## EXERCISE PROMPT
Write out the entries again exactly as they are given.

═════ GIVEN RECORDS

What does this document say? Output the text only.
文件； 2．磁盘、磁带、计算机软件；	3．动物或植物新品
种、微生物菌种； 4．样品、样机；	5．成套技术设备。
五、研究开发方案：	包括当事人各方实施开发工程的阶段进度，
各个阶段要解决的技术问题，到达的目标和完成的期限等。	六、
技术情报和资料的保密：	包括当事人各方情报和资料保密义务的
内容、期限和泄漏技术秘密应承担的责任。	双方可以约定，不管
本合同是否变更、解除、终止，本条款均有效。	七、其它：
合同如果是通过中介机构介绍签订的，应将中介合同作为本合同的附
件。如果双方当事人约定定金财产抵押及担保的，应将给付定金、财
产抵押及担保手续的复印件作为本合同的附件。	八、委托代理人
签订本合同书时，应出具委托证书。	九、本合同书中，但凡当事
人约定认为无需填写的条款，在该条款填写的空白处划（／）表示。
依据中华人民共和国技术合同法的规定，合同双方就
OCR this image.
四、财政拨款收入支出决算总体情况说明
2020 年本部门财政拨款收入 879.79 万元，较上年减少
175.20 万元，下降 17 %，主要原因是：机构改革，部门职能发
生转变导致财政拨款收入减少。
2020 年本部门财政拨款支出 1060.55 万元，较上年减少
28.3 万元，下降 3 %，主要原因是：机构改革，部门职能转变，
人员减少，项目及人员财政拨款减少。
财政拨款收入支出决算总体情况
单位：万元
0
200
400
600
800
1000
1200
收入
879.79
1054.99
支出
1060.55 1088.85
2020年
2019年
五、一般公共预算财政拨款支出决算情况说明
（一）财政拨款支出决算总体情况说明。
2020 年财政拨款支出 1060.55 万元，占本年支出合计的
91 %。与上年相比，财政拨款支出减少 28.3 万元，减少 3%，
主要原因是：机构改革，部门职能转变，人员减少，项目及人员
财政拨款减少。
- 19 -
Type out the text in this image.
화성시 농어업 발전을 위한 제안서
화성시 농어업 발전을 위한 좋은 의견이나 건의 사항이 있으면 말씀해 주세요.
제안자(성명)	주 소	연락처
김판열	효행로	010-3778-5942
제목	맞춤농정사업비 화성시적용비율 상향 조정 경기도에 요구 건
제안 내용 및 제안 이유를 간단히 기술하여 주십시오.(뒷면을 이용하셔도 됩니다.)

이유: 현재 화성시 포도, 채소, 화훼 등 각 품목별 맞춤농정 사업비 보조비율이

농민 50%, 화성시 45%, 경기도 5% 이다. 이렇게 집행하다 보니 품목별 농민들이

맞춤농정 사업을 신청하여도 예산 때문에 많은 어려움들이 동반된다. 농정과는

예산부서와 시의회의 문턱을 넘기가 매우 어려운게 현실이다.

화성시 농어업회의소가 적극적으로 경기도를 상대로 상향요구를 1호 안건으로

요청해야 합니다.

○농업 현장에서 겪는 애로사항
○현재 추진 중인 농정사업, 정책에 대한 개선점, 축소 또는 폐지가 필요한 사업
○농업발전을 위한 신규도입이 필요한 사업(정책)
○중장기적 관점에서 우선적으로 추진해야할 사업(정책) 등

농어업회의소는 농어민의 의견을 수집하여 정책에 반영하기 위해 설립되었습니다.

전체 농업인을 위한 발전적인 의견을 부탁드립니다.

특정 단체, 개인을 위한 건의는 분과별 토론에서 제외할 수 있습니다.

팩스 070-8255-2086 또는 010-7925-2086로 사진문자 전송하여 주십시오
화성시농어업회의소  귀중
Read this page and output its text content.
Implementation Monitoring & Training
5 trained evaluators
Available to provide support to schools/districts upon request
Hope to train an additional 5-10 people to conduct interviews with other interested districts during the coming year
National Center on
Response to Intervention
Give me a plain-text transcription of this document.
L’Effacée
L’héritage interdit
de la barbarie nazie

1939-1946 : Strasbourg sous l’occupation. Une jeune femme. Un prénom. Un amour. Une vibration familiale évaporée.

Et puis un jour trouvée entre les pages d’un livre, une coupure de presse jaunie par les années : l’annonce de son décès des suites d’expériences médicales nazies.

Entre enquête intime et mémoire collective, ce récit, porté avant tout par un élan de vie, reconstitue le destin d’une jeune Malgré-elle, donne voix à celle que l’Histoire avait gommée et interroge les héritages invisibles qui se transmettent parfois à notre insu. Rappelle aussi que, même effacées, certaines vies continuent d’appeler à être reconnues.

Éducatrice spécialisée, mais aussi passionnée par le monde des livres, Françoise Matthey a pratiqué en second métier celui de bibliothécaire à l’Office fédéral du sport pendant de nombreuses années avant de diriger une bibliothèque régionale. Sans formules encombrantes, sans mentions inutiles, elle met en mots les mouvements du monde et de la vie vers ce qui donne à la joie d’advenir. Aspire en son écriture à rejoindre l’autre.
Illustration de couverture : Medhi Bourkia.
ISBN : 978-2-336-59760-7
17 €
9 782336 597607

══════════

## FINISHED EXERCISE
What does this document say? Output the text only.
文件； 2．磁盘、磁带、计算机软件；	3．动物或植物新品
种、微生物菌种； 4．样品、样机；	5．成套技术设备。
五、研究开发方案：	包括当事人各方实施开发工程的阶段进度，
各个阶段要解决的技术问题，到达的目标和完成的期限等。	六、
技术情报和资料的保密：	包括当事人各方情报和资料保密义务的
内容、期限和泄漏技术秘密应承担的责任。	双方可以约定，不管
本合同是否变更、解除、终止，本条款均有效。	七、其它：
合同如果是通过中介机构介绍签订的，应将中介合同作为本合同的附
件。如果双方当事人约定定金财产抵押及担保的，应将给付定金、财
产抵押及担保手续的复印件作为本合同的附件。	八、委托代理人
签订本合同书时，应出具委托证书。	九、本合同书中，但凡当事
人约定认为无需填写的条款，在该条款填写的空白处划（／）表示。
依据中华人民共和国技术合同法的规定，合同双方就
OCR this image.
四、财政拨款收入支出决算总体情况说明
2020 年本部门财政拨款收入 879.79 万元，较上年减少
175.20 万元，下降 17 %，主要原因是：机构改革，部门职能发
生转变导致财政拨款收入减少。
2020 年本部门财政拨款支出 1060.55 万元，较上年减少
28.3 万元，下降 3 %，主要原因是：机构改革，部门职能转变，
人员减少，项目及人员财政拨款减少。
财政拨款收入支出决算总体情况
单位：万元
0
200
400
600
800
1000
1200
收入
879.79
1054.99
支出
1060.55 1088.85
2020年
2019年
五、一般公共预算财政拨款支出决算情况说明
（一）财政拨款支出决算总体情况说明。
2020 年财政拨款支出 1060.55 万元，占本年支出合计的
91 %。与上年相比，财政拨款支出减少 28.3 万元，减少 3%，
主要原因是：机构改革，部门职能转变，人员减少，项目及人员
财政拨款减少。
- 19 -
Type out the text in this image.
화성시 농어업 발전을 위한 제안서
화성시 농어업 발전을 위한 좋은 의견이나 건의 사항이 있으면 말씀해 주세요.
제안자(성명)	주 소	연락처
김판열	효행로	010-3778-5942
제목	맞춤농정사업비 화성시적용비율 상향 조정 경기도에 요구 건
제안 내용 및 제안 이유를 간단히 기술하여 주십시오.(뒷면을 이용하셔도 됩니다.)

이유: 현재 화성시 포도, 채소, 화훼 등 각 품목별 맞춤농정 사업비 보조비율이

농민 50%, 화성시 45%, 경기도 5% 이다. 이렇게 집행하다 보니 품목별 농민들이

맞춤농정 사업을 신청하여도 예산 때문에 많은 어려움들이 동반된다. 농정과는

예산부서와 시의회의 문턱을 넘기가 매우 어려운게 현실이다.

화성시 농어업회의소가 적극적으로 경기도를 상대로 상향요구를 1호 안건으로

요청해야 합니다.

○농업 현장에서 겪는 애로사항
○현재 추진 중인 농정사업, 정책에 대한 개선점, 축소 또는 폐지가 필요한 사업
○농업발전을 위한 신규도입이 필요한 사업(정책)
○중장기적 관점에서 우선적으로 추진해야할 사업(정책) 등

농어업회의소는 농어민의 의견을 수집하여 정책에 반영하기 위해 설립되었습니다.

전체 농업인을 위한 발전적인 의견을 부탁드립니다.

특정 단체, 개인을 위한 건의는 분과별 토론에서 제외할 수 있습니다.

팩스 070-8255-2086 또는 010-7925-2086로 사진문자 전송하여 주십시오
화성시농어업회의소  귀중
Read this page and output its text content.
Implementation Monitoring & Training
5 trained evaluators
Available to provide support to schools/districts upon request
Hope to train an additional 5-10 people to conduct interviews with other interested districts during the coming year
National Center on
Response to Intervention
Give me a plain-text transcription of this document.
L’Effacée
L’héritage interdit
de la barbarie nazie

1939-1946 : Strasbourg sous l’occupation. Une jeune femme. Un prénom. Un amour. Une vibration familiale évaporée.

Et puis un jour trouvée entre les pages d’un livre, une coupure de presse jaunie par les années : l’annonce de son décès des suites d’expériences médicales nazies.

Entre enquête intime et mémoire collective, ce récit, porté avant tout par un élan de vie, reconstitue le destin d’une jeune Malgré-elle, donne voix à celle que l’Histoire avait gommée et interroge les héritages invisibles qui se transmettent parfois à notre insu. Rappelle aussi que, même effacées, certaines vies continuent d’appeler à être reconnues.

Éducatrice spécialisée, mais aussi passionnée par le monde des livres, Françoise Matthey a pratiqué en second métier celui de bibliothécaire à l’Office fédéral du sport pendant de nombreuses années avant de diriger une bibliothèque régionale. Sans formules encombrantes, sans mentions inutiles, elle met en mots les mouvements du monde et de la vie vers ce qui donne à la joie d’advenir. Aspire en son écriture à rejoindre l’autre.
Illustration de couverture : Medhi Bourkia.
ISBN : 978-2-336-59760-7
17 €
9 782336 597607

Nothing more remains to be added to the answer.